_What you will do_
Filter the entries for the word "title". Copy each line in which it occurs.

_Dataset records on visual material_
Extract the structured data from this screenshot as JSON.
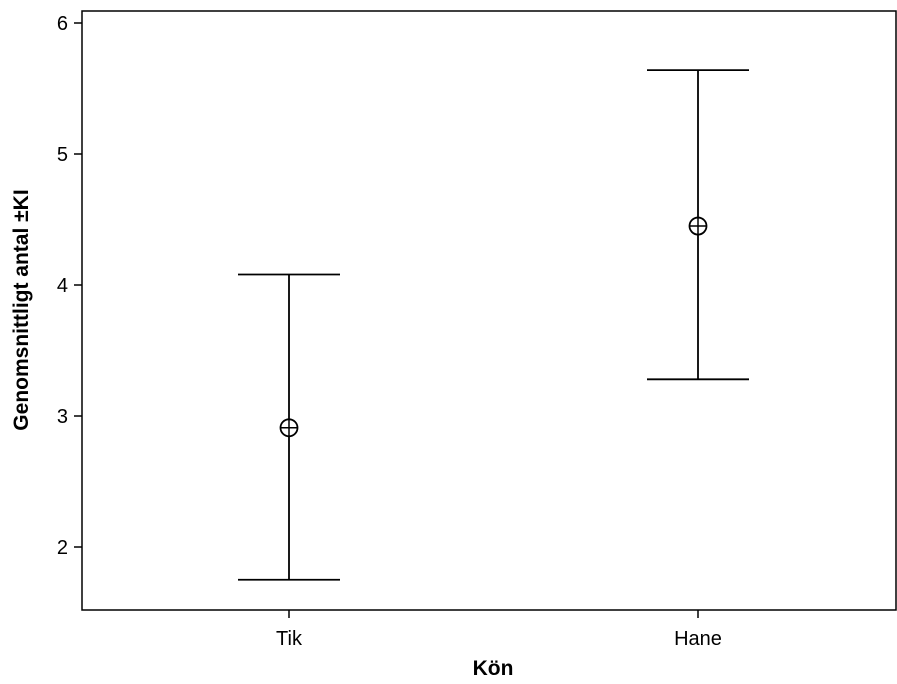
{
  "chart_data": {
    "type": "errorbar",
    "title": "",
    "xlabel": "Kön",
    "ylabel": "Genomsnittligt antal ±KI",
    "categories": [
      "Tik",
      "Hane"
    ],
    "series": [
      {
        "values": [
          2.91,
          4.45
        ],
        "ci_lower": [
          1.75,
          3.28
        ],
        "ci_upper": [
          4.08,
          5.64
        ]
      }
    ],
    "ylim": [
      1.5,
      6.0
    ],
    "yticks": [
      2,
      3,
      4,
      5,
      6
    ],
    "grid": false,
    "legend": "none",
    "colors": {
      "line": "#000000",
      "background": "#ffffff"
    },
    "marker": "circle-plus"
  }
}
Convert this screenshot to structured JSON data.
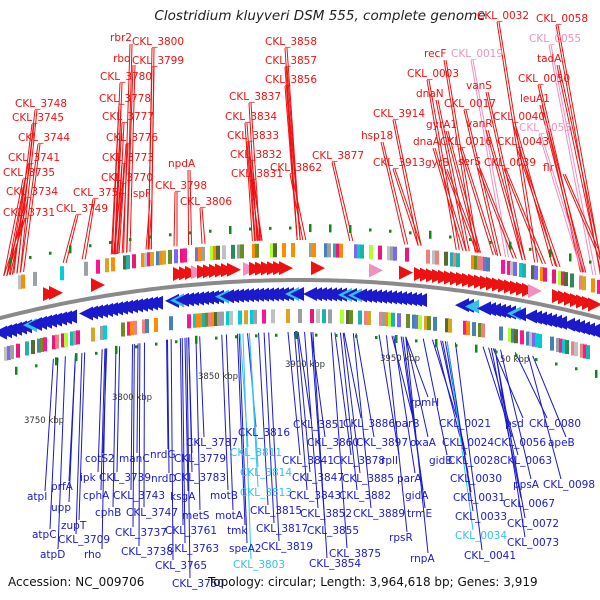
{
  "title": "Clostridium kluyveri DSM 555, complete genome",
  "footer": {
    "accession": "Accession: NC_009706",
    "summary": "Topology: circular; Length: 3,964,618 bp; Genes: 3,919"
  },
  "colors": {
    "forward_strand": "#ee1111",
    "reverse_strand": "#1a1acc",
    "pseudo_forward": "#f090c0",
    "pseudo_reverse": "#33c0ee",
    "backbone": "#888888",
    "marker": "#118811"
  },
  "kbp_ticks": [
    "3750 kbp",
    "3800 kbp",
    "3850 kbp",
    "3900 kbp",
    "3950 kbp",
    "50 kbp"
  ],
  "top_labels": [
    {
      "text": "CKL_3748",
      "type": "top"
    },
    {
      "text": "CKL_3745",
      "type": "top"
    },
    {
      "text": "CKL_3744",
      "type": "top"
    },
    {
      "text": "CKL_3741",
      "type": "top"
    },
    {
      "text": "CKL_3735",
      "type": "top"
    },
    {
      "text": "CKL_3734",
      "type": "top"
    },
    {
      "text": "CKL_3731",
      "type": "top"
    },
    {
      "text": "CKL_3749",
      "type": "top"
    },
    {
      "text": "CKL_3754",
      "type": "top"
    },
    {
      "text": "rbr2",
      "type": "top"
    },
    {
      "text": "rbo",
      "type": "top"
    },
    {
      "text": "CKL_3780",
      "type": "top"
    },
    {
      "text": "CKL_3778",
      "type": "top"
    },
    {
      "text": "CKL_3777",
      "type": "top"
    },
    {
      "text": "CKL_3776",
      "type": "top"
    },
    {
      "text": "CKL_3773",
      "type": "top"
    },
    {
      "text": "CKL_3770",
      "type": "top"
    },
    {
      "text": "ispF",
      "type": "top"
    },
    {
      "text": "CKL_3800",
      "type": "top"
    },
    {
      "text": "CKL_3799",
      "type": "top"
    },
    {
      "text": "npdA",
      "type": "top"
    },
    {
      "text": "CKL_3798",
      "type": "top"
    },
    {
      "text": "CKL_3806",
      "type": "top"
    },
    {
      "text": "CKL_3858",
      "type": "top"
    },
    {
      "text": "CKL_3857",
      "type": "top"
    },
    {
      "text": "CKL_3856",
      "type": "top"
    },
    {
      "text": "CKL_3837",
      "type": "top"
    },
    {
      "text": "CKL_3834",
      "type": "top"
    },
    {
      "text": "CKL_3833",
      "type": "top"
    },
    {
      "text": "CKL_3832",
      "type": "top"
    },
    {
      "text": "CKL_3831",
      "type": "top"
    },
    {
      "text": "CKL_3862",
      "type": "top"
    },
    {
      "text": "CKL_3877",
      "type": "top"
    },
    {
      "text": "CKL_3914",
      "type": "top"
    },
    {
      "text": "hsp18",
      "type": "top"
    },
    {
      "text": "CKL_3913",
      "type": "top"
    },
    {
      "text": "recF",
      "type": "top"
    },
    {
      "text": "CKL_0003",
      "type": "top"
    },
    {
      "text": "dnaN",
      "type": "top"
    },
    {
      "text": "gyrA1",
      "type": "top"
    },
    {
      "text": "dnaA",
      "type": "top"
    },
    {
      "text": "gyrB",
      "type": "top"
    },
    {
      "text": "CKL_0019",
      "type": "pink"
    },
    {
      "text": "vanS",
      "type": "top"
    },
    {
      "text": "CKL_0017",
      "type": "top"
    },
    {
      "text": "vanR",
      "type": "top"
    },
    {
      "text": "CKL_0016",
      "type": "top"
    },
    {
      "text": "serS",
      "type": "top"
    },
    {
      "text": "CKL_0032",
      "type": "top"
    },
    {
      "text": "CKL_0040",
      "type": "top"
    },
    {
      "text": "CKL_0043",
      "type": "top"
    },
    {
      "text": "CKL_0039",
      "type": "top"
    },
    {
      "text": "CKL_0058",
      "type": "top"
    },
    {
      "text": "CKL_0055",
      "type": "pink"
    },
    {
      "text": "tadA",
      "type": "top"
    },
    {
      "text": "CKL_0050",
      "type": "top"
    },
    {
      "text": "leuA1",
      "type": "top"
    },
    {
      "text": "CKL_0053",
      "type": "pink"
    },
    {
      "text": "flr",
      "type": "top"
    }
  ],
  "bottom_labels": [
    {
      "text": "cotS2",
      "type": "bot"
    },
    {
      "text": "ipk",
      "type": "bot"
    },
    {
      "text": "cphA",
      "type": "bot"
    },
    {
      "text": "cphB",
      "type": "bot"
    },
    {
      "text": "atpI",
      "type": "bot"
    },
    {
      "text": "prfA",
      "type": "bot"
    },
    {
      "text": "upp",
      "type": "bot"
    },
    {
      "text": "zupT",
      "type": "bot"
    },
    {
      "text": "atpC",
      "type": "bot"
    },
    {
      "text": "CKL_3709",
      "type": "bot"
    },
    {
      "text": "atpD",
      "type": "bot"
    },
    {
      "text": "rho",
      "type": "bot"
    },
    {
      "text": "manC",
      "type": "bot"
    },
    {
      "text": "CKL_3739",
      "type": "bot"
    },
    {
      "text": "CKL_3743",
      "type": "bot"
    },
    {
      "text": "CKL_3747",
      "type": "bot"
    },
    {
      "text": "CKL_3737",
      "type": "bot"
    },
    {
      "text": "CKL_3738",
      "type": "bot"
    },
    {
      "text": "CKL_3750",
      "type": "bot"
    },
    {
      "text": "nrdG",
      "type": "bot"
    },
    {
      "text": "nrdD",
      "type": "bot"
    },
    {
      "text": "ksgA",
      "type": "bot"
    },
    {
      "text": "metS",
      "type": "bot"
    },
    {
      "text": "CKL_3761",
      "type": "bot"
    },
    {
      "text": "CKL_3763",
      "type": "bot"
    },
    {
      "text": "CKL_3765",
      "type": "bot"
    },
    {
      "text": "CKL_3787",
      "type": "bot"
    },
    {
      "text": "CKL_3779",
      "type": "bot"
    },
    {
      "text": "CKL_3783",
      "type": "bot"
    },
    {
      "text": "motB",
      "type": "bot"
    },
    {
      "text": "motA",
      "type": "bot"
    },
    {
      "text": "tmk",
      "type": "bot"
    },
    {
      "text": "speA2",
      "type": "bot"
    },
    {
      "text": "CKL_3803",
      "type": "cyan"
    },
    {
      "text": "CKL_3816",
      "type": "bot"
    },
    {
      "text": "CKL_3811",
      "type": "cyan"
    },
    {
      "text": "CKL_3814",
      "type": "cyan"
    },
    {
      "text": "CKL_3813",
      "type": "cyan"
    },
    {
      "text": "CKL_3815",
      "type": "bot"
    },
    {
      "text": "CKL_3817",
      "type": "bot"
    },
    {
      "text": "CKL_3819",
      "type": "bot"
    },
    {
      "text": "CKL_3851",
      "type": "bot"
    },
    {
      "text": "CKL_3860",
      "type": "bot"
    },
    {
      "text": "CKL_3841",
      "type": "bot"
    },
    {
      "text": "CKL_3847",
      "type": "bot"
    },
    {
      "text": "CKL_3843",
      "type": "bot"
    },
    {
      "text": "CKL_3852",
      "type": "bot"
    },
    {
      "text": "CKL_3855",
      "type": "bot"
    },
    {
      "text": "CKL_3854",
      "type": "bot"
    },
    {
      "text": "CKL_3886",
      "type": "bot"
    },
    {
      "text": "CKL_3897",
      "type": "bot"
    },
    {
      "text": "CKL_3878",
      "type": "bot"
    },
    {
      "text": "rplI",
      "type": "bot"
    },
    {
      "text": "CKL_3885",
      "type": "bot"
    },
    {
      "text": "CKL_3882",
      "type": "bot"
    },
    {
      "text": "CKL_3889",
      "type": "bot"
    },
    {
      "text": "CKL_3875",
      "type": "bot"
    },
    {
      "text": "rpmH",
      "type": "bot"
    },
    {
      "text": "parB",
      "type": "bot"
    },
    {
      "text": "oxaA",
      "type": "bot"
    },
    {
      "text": "gidB",
      "type": "bot"
    },
    {
      "text": "parA",
      "type": "bot"
    },
    {
      "text": "gidA",
      "type": "bot"
    },
    {
      "text": "trmE",
      "type": "bot"
    },
    {
      "text": "rpsR",
      "type": "bot"
    },
    {
      "text": "rnpA",
      "type": "bot"
    },
    {
      "text": "CKL_0021",
      "type": "bot"
    },
    {
      "text": "CKL_0024",
      "type": "bot"
    },
    {
      "text": "CKL_0028",
      "type": "bot"
    },
    {
      "text": "CKL_0030",
      "type": "bot"
    },
    {
      "text": "CKL_0031",
      "type": "bot"
    },
    {
      "text": "CKL_0033",
      "type": "bot"
    },
    {
      "text": "CKL_0034",
      "type": "cyan"
    },
    {
      "text": "CKL_0041",
      "type": "bot"
    },
    {
      "text": "psd",
      "type": "bot"
    },
    {
      "text": "CKL_0080",
      "type": "bot"
    },
    {
      "text": "CKL_0056",
      "type": "bot"
    },
    {
      "text": "apeB",
      "type": "bot"
    },
    {
      "text": "CKL_0063",
      "type": "bot"
    },
    {
      "text": "CKL_0098",
      "type": "bot"
    },
    {
      "text": "ppsA",
      "type": "bot"
    },
    {
      "text": "CKL_0067",
      "type": "bot"
    },
    {
      "text": "CKL_0072",
      "type": "bot"
    },
    {
      "text": "CKL_0073",
      "type": "bot"
    }
  ]
}
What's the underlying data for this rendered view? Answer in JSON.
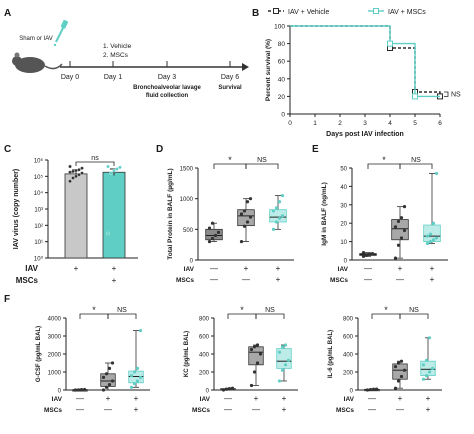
{
  "colors": {
    "gray": "#a8a8a8",
    "teal": "#5fcfc6",
    "dark": "#2b2b2b",
    "light": "#e6e6e6"
  },
  "panels": {
    "A": "A",
    "B": "B",
    "C": "C",
    "D": "D",
    "E": "E",
    "F": "F"
  },
  "timeline": {
    "group": "Sham or IAV",
    "treatments": [
      "1. Vehicle",
      "2. MSCs"
    ],
    "days": [
      "Day 0",
      "Day 1",
      "Day 3",
      "Day 6"
    ],
    "day3_note": "Bronchoalveolar lavage fluid collection",
    "day6_note": "Survival"
  },
  "row_labels": {
    "iav": "IAV",
    "mscs": "MSCs"
  },
  "chart_data": [
    {
      "panel": "B",
      "type": "line",
      "xlabel": "Days post IAV infection",
      "ylabel": "Percent survival (%)",
      "xlim": [
        0,
        6
      ],
      "ylim": [
        0,
        100
      ],
      "xticks": [
        "0",
        "1",
        "2",
        "3",
        "4",
        "5",
        "6"
      ],
      "yticks": [
        "0",
        "20",
        "40",
        "60",
        "80",
        "100"
      ],
      "legend": "top",
      "ns": "NS",
      "series": [
        {
          "name": "IAV + Vehicle",
          "color": "#2b2b2b",
          "dashed": true,
          "steps": [
            [
              0,
              100
            ],
            [
              4,
              100
            ],
            [
              4,
              75
            ],
            [
              5,
              75
            ],
            [
              5,
              25
            ],
            [
              6,
              25
            ],
            [
              6,
              20
            ]
          ]
        },
        {
          "name": "IAV + MSCs",
          "color": "#5fcfc6",
          "dashed": false,
          "steps": [
            [
              0,
              100
            ],
            [
              4,
              100
            ],
            [
              4,
              80
            ],
            [
              5,
              80
            ],
            [
              5,
              20
            ],
            [
              6,
              20
            ]
          ]
        }
      ]
    },
    {
      "panel": "C",
      "type": "bar",
      "scale": "log",
      "ylabel": "IAV virus (copy number)",
      "yticks": [
        "10⁰",
        "10¹",
        "10²",
        "10³",
        "10⁴",
        "10⁵",
        "10⁶"
      ],
      "ylim": [
        0,
        6
      ],
      "bars": [
        {
          "group": "IAV + Vehicle",
          "mean": 5.15,
          "err": 0.25,
          "color": "#c8c8c8",
          "points": [
            4.7,
            4.9,
            5.0,
            5.1,
            5.2,
            5.25,
            5.3,
            5.35,
            5.4,
            5.5,
            5.6
          ]
        },
        {
          "group": "IAV + MSCs",
          "mean": 5.25,
          "err": 0.2,
          "color": "#5fcfc6",
          "points": [
            1.5,
            5.2,
            5.35,
            5.45,
            5.55,
            5.6
          ]
        }
      ],
      "sig": "ns",
      "iav": [
        "+",
        "+"
      ],
      "mscs": [
        "",
        "+"
      ]
    },
    {
      "panel": "D",
      "type": "box",
      "ylabel": "Total Protein in BALF (µg/mL)",
      "yticks": [
        "0",
        "500",
        "1000",
        "1500"
      ],
      "ylim": [
        0,
        1500
      ],
      "boxes": [
        {
          "group": "Sham",
          "min": 300,
          "q1": 330,
          "median": 400,
          "q3": 500,
          "max": 600,
          "color": "#8a8a8a",
          "points": [
            300,
            350,
            400,
            450,
            520,
            600
          ]
        },
        {
          "group": "IAV + Vehicle",
          "min": 300,
          "q1": 560,
          "median": 720,
          "q3": 820,
          "max": 1000,
          "color": "#a8a8a8",
          "points": [
            300,
            550,
            620,
            700,
            750,
            800,
            950,
            1000
          ]
        },
        {
          "group": "IAV + MSCs",
          "min": 500,
          "q1": 620,
          "median": 700,
          "q3": 820,
          "max": 1050,
          "color": "#bdece8",
          "points": [
            500,
            620,
            680,
            720,
            800,
            850,
            950,
            1050
          ]
        }
      ],
      "sig": [
        "*",
        "NS"
      ],
      "iav": [
        "—",
        "+",
        "+"
      ],
      "mscs": [
        "—",
        "—",
        "+"
      ]
    },
    {
      "panel": "E",
      "type": "box",
      "ylabel": "IgM in BALF (ng/mL)",
      "yticks": [
        "0",
        "10",
        "20",
        "30",
        "40",
        "50"
      ],
      "ylim": [
        0,
        50
      ],
      "boxes": [
        {
          "group": "Sham",
          "min": 2,
          "q1": 2.5,
          "median": 3,
          "q3": 3.5,
          "max": 4,
          "color": "#8a8a8a",
          "points": [
            2,
            2.5,
            3,
            3.5,
            4
          ]
        },
        {
          "group": "IAV + Vehicle",
          "min": 1,
          "q1": 11,
          "median": 17,
          "q3": 22,
          "max": 29,
          "color": "#a8a8a8",
          "points": [
            1,
            8,
            12,
            16,
            18,
            21,
            23,
            29
          ]
        },
        {
          "group": "IAV + MSCs",
          "min": 9,
          "q1": 10,
          "median": 13,
          "q3": 19,
          "max": 47,
          "color": "#bdece8",
          "points": [
            9,
            10,
            11,
            12,
            13,
            14,
            20,
            47
          ]
        }
      ],
      "sig": [
        "*",
        "NS"
      ],
      "iav": [
        "—",
        "+",
        "+"
      ],
      "mscs": [
        "—",
        "—",
        "+"
      ]
    },
    {
      "panel": "F1",
      "type": "box",
      "ylabel": "G-CSF (pg/mL BAL)",
      "yticks": [
        "0",
        "1000",
        "2000",
        "3000",
        "4000"
      ],
      "ylim": [
        0,
        4000
      ],
      "boxes": [
        {
          "group": "Sham",
          "min": 0,
          "q1": 0,
          "median": 10,
          "q3": 20,
          "max": 30,
          "color": "#8a8a8a",
          "points": [
            0,
            10,
            20,
            30
          ]
        },
        {
          "group": "IAV + Vehicle",
          "min": 0,
          "q1": 200,
          "median": 500,
          "q3": 900,
          "max": 1500,
          "color": "#a8a8a8",
          "points": [
            0,
            150,
            300,
            500,
            700,
            900,
            1200,
            1500
          ]
        },
        {
          "group": "IAV + MSCs",
          "min": 150,
          "q1": 400,
          "median": 750,
          "q3": 1050,
          "max": 3300,
          "color": "#bdece8",
          "points": [
            150,
            350,
            500,
            700,
            800,
            1000,
            1200,
            3300
          ]
        }
      ],
      "sig": [
        "*",
        "NS"
      ],
      "iav": [
        "—",
        "+",
        "+"
      ],
      "mscs": [
        "—",
        "—",
        "+"
      ]
    },
    {
      "panel": "F2",
      "type": "box",
      "ylabel": "KC (pg/mL BAL)",
      "yticks": [
        "0",
        "200",
        "400",
        "600",
        "800"
      ],
      "ylim": [
        0,
        800
      ],
      "boxes": [
        {
          "group": "Sham",
          "min": 0,
          "q1": 5,
          "median": 10,
          "q3": 15,
          "max": 20,
          "color": "#8a8a8a",
          "points": [
            0,
            8,
            15,
            20
          ]
        },
        {
          "group": "IAV + Vehicle",
          "min": 50,
          "q1": 280,
          "median": 420,
          "q3": 480,
          "max": 500,
          "color": "#a8a8a8",
          "points": [
            50,
            200,
            300,
            400,
            450,
            480,
            500
          ]
        },
        {
          "group": "IAV + MSCs",
          "min": 100,
          "q1": 240,
          "median": 320,
          "q3": 460,
          "max": 500,
          "color": "#bdece8",
          "points": [
            100,
            220,
            280,
            330,
            420,
            480,
            500
          ]
        }
      ],
      "sig": [
        "*",
        "NS"
      ],
      "iav": [
        "—",
        "+",
        "+"
      ],
      "mscs": [
        "—",
        "—",
        "+"
      ]
    },
    {
      "panel": "F3",
      "type": "box",
      "ylabel": "IL-6 (pg/mL BAL)",
      "yticks": [
        "0",
        "200",
        "400",
        "600",
        "800"
      ],
      "ylim": [
        0,
        800
      ],
      "boxes": [
        {
          "group": "Sham",
          "min": 0,
          "q1": 2,
          "median": 5,
          "q3": 8,
          "max": 10,
          "color": "#8a8a8a",
          "points": [
            0,
            5,
            8,
            10
          ]
        },
        {
          "group": "IAV + Vehicle",
          "min": 20,
          "q1": 120,
          "median": 220,
          "q3": 290,
          "max": 320,
          "color": "#a8a8a8",
          "points": [
            20,
            100,
            150,
            220,
            260,
            300,
            320
          ]
        },
        {
          "group": "IAV + MSCs",
          "min": 120,
          "q1": 160,
          "median": 230,
          "q3": 320,
          "max": 580,
          "color": "#bdece8",
          "points": [
            120,
            160,
            200,
            240,
            280,
            330,
            580
          ]
        }
      ],
      "sig": [
        "*",
        "NS"
      ],
      "iav": [
        "—",
        "+",
        "+"
      ],
      "mscs": [
        "—",
        "—",
        "+"
      ]
    }
  ]
}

_Task result_
    "title": "",
  "title": "Clostridium kluyveri DSM 555, complete genome",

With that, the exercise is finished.